* [What is expected]
Copy the rows starting with the line that contains "arrow: [276, 222, 303, 277]" and going on through the line that contains "arrow: [298, 80, 356, 154]", both included, character for character.

++++++

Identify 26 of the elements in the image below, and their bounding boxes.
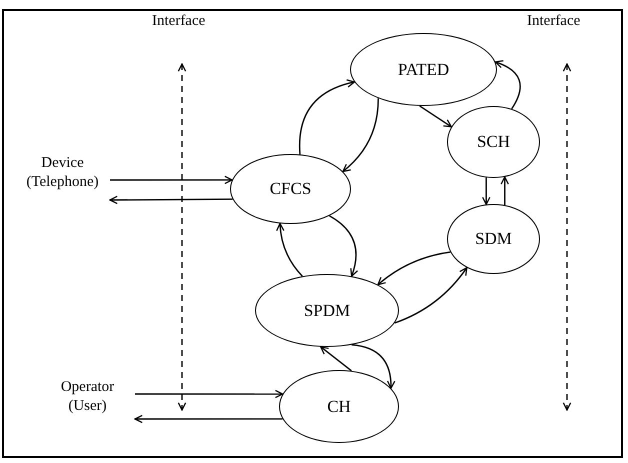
arrow: [276, 222, 303, 277]
arrow: [352, 344, 396, 389]
actor-label: Operator (User): [40, 377, 135, 417]
arrow: [482, 178, 490, 206]
process-ellipse: CFCS: [230, 154, 351, 224]
arrow: [500, 176, 509, 206]
arrow: [329, 215, 358, 277]
arrow: [394, 267, 468, 324]
process-ellipse: SCH: [447, 106, 540, 178]
arrow: [135, 390, 284, 398]
process-ellipse: CH: [279, 370, 399, 443]
process-ellipse: SPDM: [255, 274, 399, 347]
arrow: [109, 196, 233, 204]
arrow: [298, 80, 356, 154]
arrow: [494, 60, 521, 110]
arrow: [134, 414, 283, 424]
arrow: [320, 346, 352, 372]
process-ellipse: SDM: [447, 204, 540, 274]
process-ellipse: PATED: [350, 33, 497, 106]
interface-label: Interface: [152, 13, 206, 30]
arrow: [110, 176, 233, 184]
actor-label: Device (Telephone): [15, 153, 110, 193]
arrow: [419, 105, 452, 128]
arrow: [342, 98, 379, 172]
interface-label: Interface: [527, 13, 580, 30]
arrow: [377, 251, 450, 286]
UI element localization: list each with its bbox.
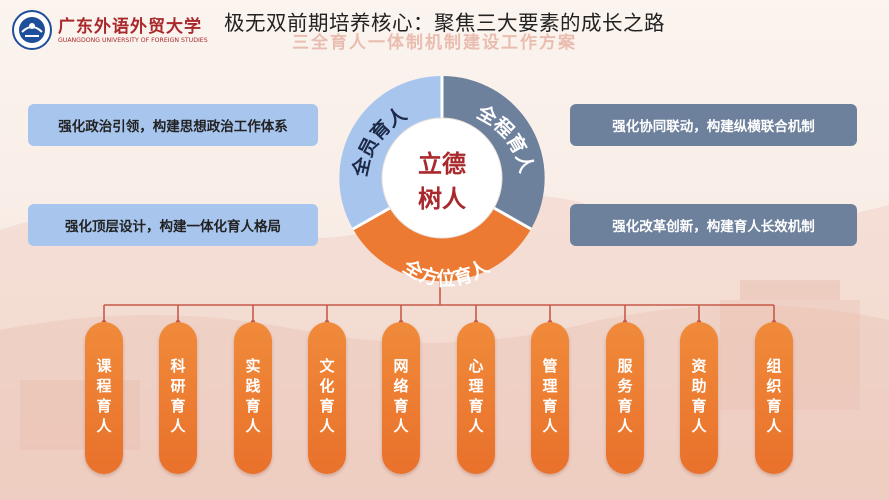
pill-label: 组织育人 — [764, 358, 783, 438]
pill-label: 文化育人 — [317, 358, 336, 438]
pill-funding: 资助育人 — [680, 322, 718, 474]
center-line-2: 树人 — [418, 184, 466, 213]
connector-lines — [103, 278, 775, 322]
right-box-2: 强化改革创新，构建育人长效机制 — [570, 204, 857, 246]
pill-management: 管理育人 — [531, 322, 569, 474]
pill-label: 科研育人 — [168, 358, 187, 438]
pill-label: 服务育人 — [615, 358, 634, 438]
pill-network: 网络育人 — [382, 322, 420, 474]
pill-service: 服务育人 — [606, 322, 644, 474]
ring-segment-right — [442, 75, 545, 229]
pill-practice: 实践育人 — [234, 322, 272, 474]
ring-segment-left — [339, 75, 442, 229]
logo-name-en: GUANGDONG UNIVERSITY OF FOREIGN STUDIES — [58, 37, 208, 44]
ring-segment-bottom — [353, 208, 531, 282]
university-emblem-icon — [12, 10, 52, 50]
pill-label: 心理育人 — [466, 358, 485, 438]
pill-label: 资助育人 — [689, 358, 708, 438]
pill-organization: 组织育人 — [755, 322, 793, 474]
university-logo: 广东外语外贸大学 GUANGDONG UNIVERSITY OF FOREIGN… — [12, 10, 208, 56]
right-box-1: 强化协同联动，构建纵横联合机制 — [570, 104, 857, 146]
page-title: 极无双前期培养核心：聚焦三大要素的成长之路 — [224, 11, 665, 35]
pill-label: 实践育人 — [243, 358, 262, 438]
left-box-2: 强化顶层设计，构建一体化育人格局 — [28, 204, 318, 246]
pill-research: 科研育人 — [159, 322, 197, 474]
logo-name-cn: 广东外语外贸大学 — [58, 17, 202, 37]
pill-course: 课程育人 — [85, 322, 123, 474]
left-box-1: 强化政治引领，构建思想政治工作体系 — [28, 104, 318, 146]
pill-psychology: 心理育人 — [457, 322, 495, 474]
pill-label: 课程育人 — [94, 358, 113, 438]
pill-culture: 文化育人 — [308, 322, 346, 474]
pill-label: 网络育人 — [391, 358, 410, 438]
pill-label: 管理育人 — [540, 358, 559, 438]
faint-subtitle: 三全育人一体制机制建设工作方案 — [292, 33, 577, 53]
center-line-1: 立德 — [418, 149, 466, 178]
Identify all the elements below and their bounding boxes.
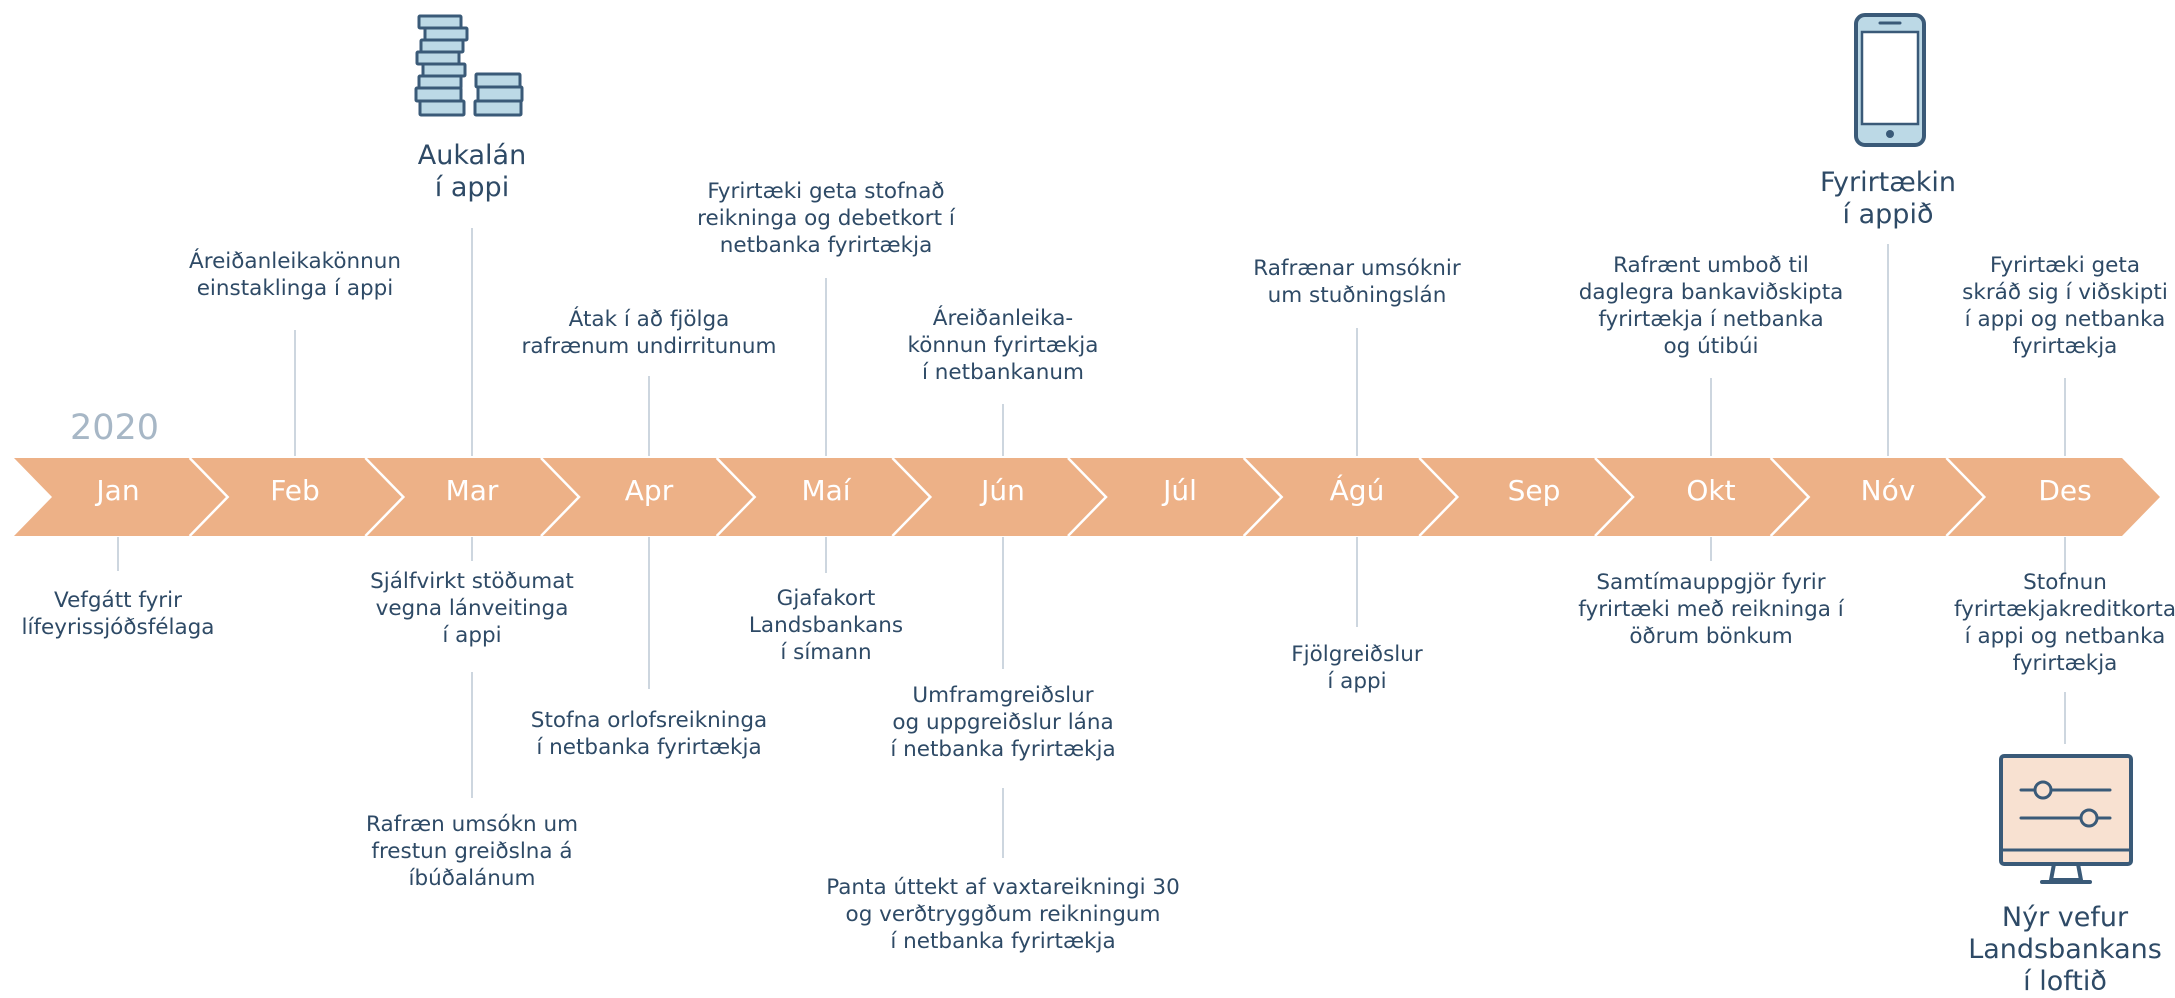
event-agu-below: Fjölgreiðslur í appi: [1291, 642, 1423, 694]
event-jun-below-1: Umframgreiðslur og uppgreiðslur lána í n…: [890, 683, 1116, 762]
event-jan-below: Vefgátt fyrir lífeyrissjóðsfélaga: [21, 588, 215, 640]
monitor-settings-icon: [1999, 754, 2133, 884]
event-mar-below-1: Sjálfvirkt stöðumat vegna lánveitinga í …: [370, 569, 574, 648]
timeline-segment-8: [1243, 458, 1458, 536]
timeline-separator-5: [891, 457, 933, 537]
event-jun-above: Áreiðanleika- könnun fyrirtækja í netban…: [907, 306, 1099, 385]
month-label-des: Des: [2038, 474, 2092, 507]
connector-mar-below-2: [471, 672, 473, 798]
event-mai-below: Gjafakort Landsbankans í símann: [748, 586, 904, 665]
timeline-segment-5: [716, 458, 931, 536]
timeline-segment-9: [1419, 458, 1633, 536]
month-label-jan: Jan: [96, 474, 140, 507]
timeline-segment-12: [1946, 458, 2160, 536]
month-label-agu: Ágú: [1329, 474, 1385, 507]
year-label: 2020: [70, 408, 160, 448]
timeline-segment-7: [1068, 458, 1282, 536]
connector-mar-above: [471, 228, 473, 456]
event-mar-below-2: Rafræn umsókn um frestun greiðslna á íbú…: [365, 812, 579, 891]
connector-agu-above: [1356, 328, 1358, 456]
month-label-feb: Feb: [270, 474, 320, 507]
timeline-separator-11: [1945, 457, 1987, 537]
month-label-mai: Maí: [801, 474, 851, 507]
connector-jun-above: [1002, 404, 1004, 456]
connector-agu-below: [1356, 537, 1358, 627]
event-okt-above: Rafrænt umboð til daglegra bankaviðskipt…: [1578, 253, 1844, 359]
connector-nov-above: [1887, 244, 1889, 456]
coin-stack-icon: [414, 14, 524, 117]
month-label-apr: Apr: [624, 474, 674, 507]
timeline-separator-2: [364, 457, 406, 537]
month-label-nov: Nóv: [1860, 474, 1916, 507]
timeline-separator-3: [540, 457, 581, 537]
event-des-above: Fyrirtæki geta skráð sig í viðskipti í a…: [1962, 253, 2168, 359]
highlight-fyrirtaekin-appid: Fyrirtækin í appið: [1819, 167, 1957, 230]
timeline-separator-8: [1418, 457, 1460, 537]
connector-des-below-2: [2064, 692, 2066, 744]
event-agu-above: Rafrænar umsóknir um stuðningslán: [1253, 256, 1461, 308]
event-apr-below: Stofna orlofsreikninga í netbanka fyrirt…: [530, 708, 768, 760]
timeline-separator-9: [1594, 457, 1635, 537]
timeline-segment-1: [14, 458, 228, 536]
highlight-aukalan: Aukalán í appi: [417, 140, 527, 203]
month-label-jul: Júl: [1163, 474, 1197, 507]
month-label-okt: Okt: [1686, 474, 1736, 507]
connector-des-above: [2064, 378, 2066, 456]
event-mai-above: Fyrirtæki geta stofnað reikninga og debe…: [697, 179, 955, 258]
event-jun-below-2: Panta úttekt af vaxtareikningi 30 og ver…: [826, 875, 1180, 954]
connector-apr-above: [648, 376, 650, 456]
connector-mar-below-1: [471, 537, 473, 561]
timeline-separator-7: [1242, 457, 1284, 537]
timeline-segment-4: [541, 458, 755, 536]
timeline-separator-4: [715, 457, 757, 537]
month-label-sep: Sep: [1507, 474, 1561, 507]
timeline-separator-6: [1067, 457, 1108, 537]
connector-feb-above: [294, 330, 296, 456]
event-feb-above: Áreiðanleikakönnun einstaklinga í appi: [189, 249, 401, 301]
timeline-segment-6: [892, 458, 1106, 536]
smartphone-icon: [1854, 13, 1926, 147]
timeline-separator-1: [188, 457, 230, 537]
connector-okt-above: [1710, 378, 1712, 456]
timeline-separator-10: [1769, 457, 1811, 537]
event-des-below: Stofnun fyrirtækjakreditkorta í appi og …: [1953, 570, 2175, 676]
connector-jan-below: [117, 537, 119, 571]
event-apr-above: Átak í að fjölga rafrænum undirritunum: [521, 307, 777, 359]
event-okt-below: Samtímauppgjör fyrir fyrirtæki með reikn…: [1578, 570, 1844, 649]
connector-mai-above: [825, 278, 827, 456]
connector-des-below-1: [2064, 537, 2066, 573]
timeline-segment-11: [1770, 458, 1985, 536]
timeline-segment-2: [189, 458, 404, 536]
highlight-nyr-vefur: Nýr vefur Landsbankans í loftið: [1968, 902, 2162, 997]
month-label-jun: Jún: [981, 474, 1025, 507]
connector-okt-below: [1710, 537, 1712, 561]
connector-apr-below: [648, 537, 650, 689]
connector-mai-below: [825, 537, 827, 573]
timeline-segment-10: [1595, 458, 1809, 536]
connector-jun-below-1: [1002, 537, 1004, 669]
connector-jun-below-2: [1002, 788, 1004, 858]
timeline-segment-3: [365, 458, 579, 536]
month-label-mar: Mar: [445, 474, 499, 507]
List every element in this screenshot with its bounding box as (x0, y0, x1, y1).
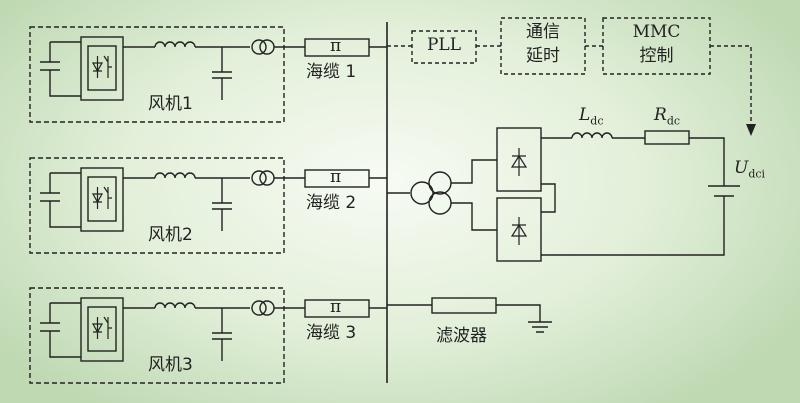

++++++

* [Result for this exercise]
arrow: [276, 222, 303, 277]
arrow: [352, 344, 396, 389]
actor-label: Operator (User): [40, 377, 135, 417]
arrow: [482, 178, 490, 206]
process-ellipse: CFCS: [230, 154, 351, 224]
arrow: [500, 176, 509, 206]
arrow: [329, 215, 358, 277]
arrow: [394, 267, 468, 324]
process-ellipse: SCH: [447, 106, 540, 178]
arrow: [135, 390, 284, 398]
process-ellipse: CH: [279, 370, 399, 443]
process-ellipse: SPDM: [255, 274, 399, 347]
arrow: [109, 196, 233, 204]
arrow: [298, 80, 356, 154]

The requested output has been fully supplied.